*** EXTRACTED RECORDS ***
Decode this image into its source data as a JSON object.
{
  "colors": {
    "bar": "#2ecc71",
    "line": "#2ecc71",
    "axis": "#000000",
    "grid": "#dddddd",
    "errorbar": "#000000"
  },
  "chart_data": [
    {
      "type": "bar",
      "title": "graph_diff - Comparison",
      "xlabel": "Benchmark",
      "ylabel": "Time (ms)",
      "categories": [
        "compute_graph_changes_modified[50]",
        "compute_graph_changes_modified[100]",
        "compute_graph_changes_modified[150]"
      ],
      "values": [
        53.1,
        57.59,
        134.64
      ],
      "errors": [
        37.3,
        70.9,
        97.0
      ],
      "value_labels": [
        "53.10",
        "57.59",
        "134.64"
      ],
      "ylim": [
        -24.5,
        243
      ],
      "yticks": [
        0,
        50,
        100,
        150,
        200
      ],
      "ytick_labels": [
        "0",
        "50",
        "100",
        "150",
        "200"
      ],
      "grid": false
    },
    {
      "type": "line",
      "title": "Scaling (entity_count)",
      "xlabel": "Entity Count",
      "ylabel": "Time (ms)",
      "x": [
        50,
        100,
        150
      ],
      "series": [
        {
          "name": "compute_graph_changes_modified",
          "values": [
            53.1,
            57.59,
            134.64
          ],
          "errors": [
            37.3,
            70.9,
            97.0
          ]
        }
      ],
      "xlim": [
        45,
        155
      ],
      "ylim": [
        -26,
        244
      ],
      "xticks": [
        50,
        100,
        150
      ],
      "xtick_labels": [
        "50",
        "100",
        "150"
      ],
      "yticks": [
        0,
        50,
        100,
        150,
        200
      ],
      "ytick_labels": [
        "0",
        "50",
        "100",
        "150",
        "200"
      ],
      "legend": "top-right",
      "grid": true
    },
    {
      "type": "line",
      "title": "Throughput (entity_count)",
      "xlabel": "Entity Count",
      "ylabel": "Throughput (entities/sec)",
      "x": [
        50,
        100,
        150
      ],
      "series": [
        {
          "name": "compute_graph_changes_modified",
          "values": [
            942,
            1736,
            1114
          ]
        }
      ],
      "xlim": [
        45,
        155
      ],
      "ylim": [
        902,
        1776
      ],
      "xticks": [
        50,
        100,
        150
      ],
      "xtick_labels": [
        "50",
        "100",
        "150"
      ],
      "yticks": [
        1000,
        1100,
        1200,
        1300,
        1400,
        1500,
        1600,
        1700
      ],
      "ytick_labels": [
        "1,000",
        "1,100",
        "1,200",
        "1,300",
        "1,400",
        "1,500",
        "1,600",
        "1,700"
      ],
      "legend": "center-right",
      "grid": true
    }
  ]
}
***
# TASK INSTRUCTIONS:
Copy out every line that includes the word "grid".

# RESPONSE BELOW:
    "grid": "#dddddd",
      "grid": false
      "grid": true
      "grid": true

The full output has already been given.